Required work:
Reproduce the records below in full and exactly, without their images.

Dataset rows:
□ □ □ □

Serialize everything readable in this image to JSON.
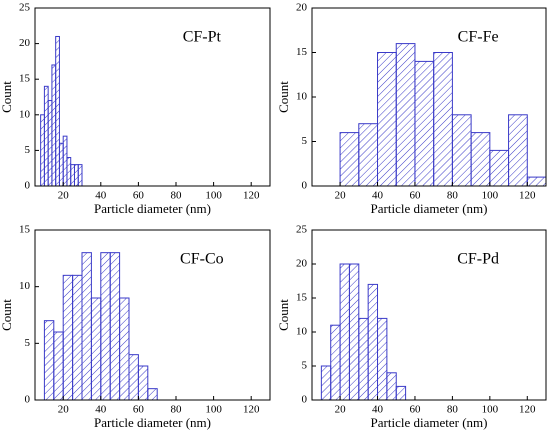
{
  "chart_data": [
    {
      "type": "histogram",
      "annotation": "CF-Pt",
      "xlabel": "Particle diameter (nm)",
      "ylabel": "Count",
      "color": "#3a3ac8",
      "bins": [
        8,
        10,
        12,
        14,
        16,
        18,
        20,
        22,
        24,
        26,
        28,
        30
      ],
      "counts": [
        10,
        14,
        12,
        17,
        21,
        6,
        7,
        4,
        3,
        3,
        3
      ],
      "xlim": [
        5,
        130
      ],
      "xticks": [
        20,
        40,
        60,
        80,
        100,
        120
      ],
      "ylim": [
        0,
        25
      ],
      "yticks": [
        0,
        5,
        10,
        15,
        20,
        25
      ]
    },
    {
      "type": "histogram",
      "annotation": "CF-Fe",
      "xlabel": "Particle diameter (nm)",
      "ylabel": "Count",
      "color": "#3a3ac8",
      "bins": [
        20,
        30,
        40,
        50,
        60,
        70,
        80,
        90,
        100,
        110,
        120,
        130
      ],
      "counts": [
        6,
        7,
        15,
        16,
        14,
        15,
        8,
        6,
        4,
        8,
        1
      ],
      "xlim": [
        5,
        130
      ],
      "xticks": [
        20,
        40,
        60,
        80,
        100,
        120
      ],
      "ylim": [
        0,
        20
      ],
      "yticks": [
        0,
        5,
        10,
        15,
        20
      ]
    },
    {
      "type": "histogram",
      "annotation": "CF-Co",
      "xlabel": "Particle diameter (nm)",
      "ylabel": "Count",
      "color": "#3a3ac8",
      "bins": [
        10,
        15,
        20,
        25,
        30,
        35,
        40,
        45,
        50,
        55,
        60,
        65,
        70
      ],
      "counts": [
        7,
        6,
        11,
        11,
        13,
        9,
        13,
        13,
        9,
        4,
        3,
        1
      ],
      "xlim": [
        5,
        130
      ],
      "xticks": [
        20,
        40,
        60,
        80,
        100,
        120
      ],
      "ylim": [
        0,
        15
      ],
      "yticks": [
        0,
        5,
        10,
        15
      ]
    },
    {
      "type": "histogram",
      "annotation": "CF-Pd",
      "xlabel": "Particle diameter (nm)",
      "ylabel": "Count",
      "color": "#3a3ac8",
      "bins": [
        10,
        15,
        20,
        25,
        30,
        35,
        40,
        45,
        50,
        55
      ],
      "counts": [
        5,
        11,
        20,
        20,
        12,
        17,
        12,
        4,
        2
      ],
      "xlim": [
        5,
        130
      ],
      "xticks": [
        20,
        40,
        60,
        80,
        100,
        120
      ],
      "ylim": [
        0,
        25
      ],
      "yticks": [
        0,
        5,
        10,
        15,
        20,
        25
      ]
    }
  ]
}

□ □ □ □

Response:
Serialize everything readable in this image to JSON.
{
  "chart_data": [
    {
      "type": "histogram",
      "annotation": "CF-Pt",
      "xlabel": "Particle diameter (nm)",
      "ylabel": "Count",
      "color": "#3a3ac8",
      "bins": [
        8,
        10,
        12,
        14,
        16,
        18,
        20,
        22,
        24,
        26,
        28,
        30
      ],
      "counts": [
        10,
        14,
        12,
        17,
        21,
        6,
        7,
        4,
        3,
        3,
        3
      ],
      "xlim": [
        5,
        130
      ],
      "xticks": [
        20,
        40,
        60,
        80,
        100,
        120
      ],
      "ylim": [
        0,
        25
      ],
      "yticks": [
        0,
        5,
        10,
        15,
        20,
        25
      ]
    },
    {
      "type": "histogram",
      "annotation": "CF-Fe",
      "xlabel": "Particle diameter (nm)",
      "ylabel": "Count",
      "color": "#3a3ac8",
      "bins": [
        20,
        30,
        40,
        50,
        60,
        70,
        80,
        90,
        100,
        110,
        120,
        130
      ],
      "counts": [
        6,
        7,
        15,
        16,
        14,
        15,
        8,
        6,
        4,
        8,
        1
      ],
      "xlim": [
        5,
        130
      ],
      "xticks": [
        20,
        40,
        60,
        80,
        100,
        120
      ],
      "ylim": [
        0,
        20
      ],
      "yticks": [
        0,
        5,
        10,
        15,
        20
      ]
    },
    {
      "type": "histogram",
      "annotation": "CF-Co",
      "xlabel": "Particle diameter (nm)",
      "ylabel": "Count",
      "color": "#3a3ac8",
      "bins": [
        10,
        15,
        20,
        25,
        30,
        35,
        40,
        45,
        50,
        55,
        60,
        65,
        70
      ],
      "counts": [
        7,
        6,
        11,
        11,
        13,
        9,
        13,
        13,
        9,
        4,
        3,
        1
      ],
      "xlim": [
        5,
        130
      ],
      "xticks": [
        20,
        40,
        60,
        80,
        100,
        120
      ],
      "ylim": [
        0,
        15
      ],
      "yticks": [
        0,
        5,
        10,
        15
      ]
    },
    {
      "type": "histogram",
      "annotation": "CF-Pd",
      "xlabel": "Particle diameter (nm)",
      "ylabel": "Count",
      "color": "#3a3ac8",
      "bins": [
        10,
        15,
        20,
        25,
        30,
        35,
        40,
        45,
        50,
        55
      ],
      "counts": [
        5,
        11,
        20,
        20,
        12,
        17,
        12,
        4,
        2
      ],
      "xlim": [
        5,
        130
      ],
      "xticks": [
        20,
        40,
        60,
        80,
        100,
        120
      ],
      "ylim": [
        0,
        25
      ],
      "yticks": [
        0,
        5,
        10,
        15,
        20,
        25
      ]
    }
  ]
}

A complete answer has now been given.